Au-delà d’internet, les médias sociaux apportent une nouvelle dimension au monde de la santé, permettant un échange entre le grand public, les patients et les médecins sur des sujets médicaux.11 Internet donne accès à la connaissance, les médias sociaux, eux, donnent accès aux individus. Que ce soit pour échanger entre eux ou pour interagir avec le grand public, les professionnels de la santé ont tout à gagner à investir les réseaux sociaux, Twitter, Facebook, les blogs et les forums par exemple,12 autant de canaux qui permettront d’intensifier les échanges entre les médecins et le grand public.13
«Why should physicians pay attention to social media ?
Because that’s where your patients are going to be»
Dr Kevin Pho14
L’œsophage de Barrett. «Dans quel délai doit être effectuée une OGD (œsophago-gastro-duodénoscopie) de contrôle chez un patient dont le dernier examen montre un œsophage de Barrett sans dysplasie ?» Une question pour une base de données médicale, UpToDate par exemple. Une recherche avec le mot «Barrett» aboutit sur la page «Management of Barrett’s esophagus». On peut y lire «For patients with no dysplasia or endoscopic signs of neoplasia following adequate biopsy sampling, we suggest surveillance endoscopy at an interval of every three to five years».
La hernie de Bochdalek. Une question pour Google. La simple introduction des mots «hernie de Bochdalek» vous permettra en une seconde de savoir qu’il s’agit d’une hernie diaphragmatique congénitale.
Comment enseigner à une patiente l’auto-injection d’Enbrel ? L’introduction du mot «Enbrel» sur YouTube vous permettra de découvrir qu’il existe plusieurs vidéos sur le sujet, certaines réalisées par des patients et vues plusieurs dizaines de milliers de fois…
Y a-t-il une interaction entre le millepertuis et une pilule contraceptive ? Le module «Interactions» du Compendium suisse des médicaments vous donnera la réponse positive.
○ ○ ○ ○ ○ ○ ○
• **CONSIGNES**:
- a) Reproduisez tout le passage de l'extrait sur la santé et les médias sociaux, de "Comment enseigner à" jusqu'à "la réponse positive." inclus.
- b) Rédigez la suite de l'extrait sur la santé et les médias sociaux en partant de sa dernière phrase.
Les données n'ont aucun lien avec l'extrait sur la santé et les médias sociaux.

• **ENSEMBLE DE DONNÉES**:
○ ○ ○ ○ ○ ○ ○
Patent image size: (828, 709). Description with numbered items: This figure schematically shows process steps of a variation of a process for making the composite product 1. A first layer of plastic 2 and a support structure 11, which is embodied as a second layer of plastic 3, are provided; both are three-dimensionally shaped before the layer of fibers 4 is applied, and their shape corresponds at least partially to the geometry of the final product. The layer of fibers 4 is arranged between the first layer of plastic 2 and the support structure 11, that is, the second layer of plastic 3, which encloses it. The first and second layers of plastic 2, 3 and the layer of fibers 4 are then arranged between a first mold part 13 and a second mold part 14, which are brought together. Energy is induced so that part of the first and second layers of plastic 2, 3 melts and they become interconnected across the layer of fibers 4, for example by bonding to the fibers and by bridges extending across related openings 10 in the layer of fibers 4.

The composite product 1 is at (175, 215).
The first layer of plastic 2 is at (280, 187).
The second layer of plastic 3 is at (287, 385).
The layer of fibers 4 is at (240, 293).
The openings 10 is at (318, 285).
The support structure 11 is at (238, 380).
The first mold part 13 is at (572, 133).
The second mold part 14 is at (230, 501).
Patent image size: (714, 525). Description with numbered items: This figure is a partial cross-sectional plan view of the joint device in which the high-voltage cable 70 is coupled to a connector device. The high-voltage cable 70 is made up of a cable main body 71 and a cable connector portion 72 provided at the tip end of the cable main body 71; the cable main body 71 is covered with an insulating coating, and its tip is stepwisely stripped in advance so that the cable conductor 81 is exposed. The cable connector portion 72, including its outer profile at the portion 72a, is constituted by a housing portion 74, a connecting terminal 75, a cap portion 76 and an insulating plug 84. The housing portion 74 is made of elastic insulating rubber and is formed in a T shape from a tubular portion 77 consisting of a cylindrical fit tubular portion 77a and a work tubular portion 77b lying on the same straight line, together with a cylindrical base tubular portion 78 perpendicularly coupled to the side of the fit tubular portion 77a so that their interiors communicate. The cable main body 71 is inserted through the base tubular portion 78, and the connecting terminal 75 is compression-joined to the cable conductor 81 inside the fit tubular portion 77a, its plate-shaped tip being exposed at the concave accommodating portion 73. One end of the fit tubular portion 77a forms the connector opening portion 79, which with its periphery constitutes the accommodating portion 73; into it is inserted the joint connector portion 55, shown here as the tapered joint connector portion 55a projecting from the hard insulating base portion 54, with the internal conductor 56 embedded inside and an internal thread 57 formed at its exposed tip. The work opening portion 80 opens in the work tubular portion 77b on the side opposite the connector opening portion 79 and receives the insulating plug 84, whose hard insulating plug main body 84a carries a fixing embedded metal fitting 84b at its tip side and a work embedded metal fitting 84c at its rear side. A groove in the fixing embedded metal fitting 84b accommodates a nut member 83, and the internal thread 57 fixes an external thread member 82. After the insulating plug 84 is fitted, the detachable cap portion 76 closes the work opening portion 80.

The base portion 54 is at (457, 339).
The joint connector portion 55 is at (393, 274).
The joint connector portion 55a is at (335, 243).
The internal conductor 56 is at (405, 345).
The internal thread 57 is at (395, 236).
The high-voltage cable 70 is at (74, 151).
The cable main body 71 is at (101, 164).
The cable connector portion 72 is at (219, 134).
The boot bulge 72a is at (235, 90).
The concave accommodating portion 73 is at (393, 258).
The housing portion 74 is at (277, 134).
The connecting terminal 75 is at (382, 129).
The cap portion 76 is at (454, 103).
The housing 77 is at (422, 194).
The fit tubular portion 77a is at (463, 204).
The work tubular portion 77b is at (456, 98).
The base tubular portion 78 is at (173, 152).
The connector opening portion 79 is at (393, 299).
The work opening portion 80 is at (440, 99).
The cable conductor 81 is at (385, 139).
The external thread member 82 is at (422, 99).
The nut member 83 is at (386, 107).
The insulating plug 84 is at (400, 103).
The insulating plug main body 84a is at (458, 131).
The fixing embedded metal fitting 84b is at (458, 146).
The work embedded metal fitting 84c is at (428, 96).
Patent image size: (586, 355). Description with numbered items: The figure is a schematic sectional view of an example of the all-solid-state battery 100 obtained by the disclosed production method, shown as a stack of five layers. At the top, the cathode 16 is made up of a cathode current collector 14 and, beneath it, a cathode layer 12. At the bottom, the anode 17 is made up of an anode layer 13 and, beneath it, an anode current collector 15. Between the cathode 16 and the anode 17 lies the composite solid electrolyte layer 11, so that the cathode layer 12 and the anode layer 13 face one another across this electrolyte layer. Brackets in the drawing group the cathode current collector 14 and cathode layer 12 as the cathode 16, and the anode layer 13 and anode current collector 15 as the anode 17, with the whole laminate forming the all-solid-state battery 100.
○ ○ ○ ○ ○ ○ ○
• **LISTE DES RÉPONSES**:
- a)
Comment enseigner à une patiente l’auto-injection d’Enbrel ? L’introduction du mot «Enbrel» sur YouTube vous permettra de découvrir qu’il existe plusieurs vidéos sur le sujet, certaines réalisées par des patients et vues plusieurs dizaines de milliers de fois…
Y a-t-il une interaction entre le millepertuis et une pilule contraceptive ? Le module «Interactions» du Compendium suisse des médicaments vous donnera la réponse positive.

- b)
Après quel délai faire un test VIH après une situation à risque de transmission VIH ? Avec l’introduction des termes «test hiv délai» sur Google.ch, vous trouverez une réponse détaillée sur le site de l’Aide suisse contre le SIDA (http://bit.ly/TestSida). On peut y lire «Il faut attendre au moins trois mois pour exclure une infection par le VIH, bien qu’une infection puisse être confirmée plus tôt».
Cette patiente âgée consomme-elle suffisamment de calcium ou dois-je lui prescrire un supplément ? Un bel exemple de l’utilité d’internet. Avez-vous déjà, à l’anamnèse, essayé d’évaluer la consommation de calcium d’un patient ? Pas très facile… Utilisez le questionnaire «Consommez-vous suffisamment de calcium ?» disponible en ligne sur le site de la Ligue suisse contre le rhumatisme (http://bit.ly/QuestionnaireCalcium). Vous obtiendrez une réponse précise et votre patient, qui aura rempli le questionnaire, saura pourquoi il doit chaque jour prendre un supplément calcique.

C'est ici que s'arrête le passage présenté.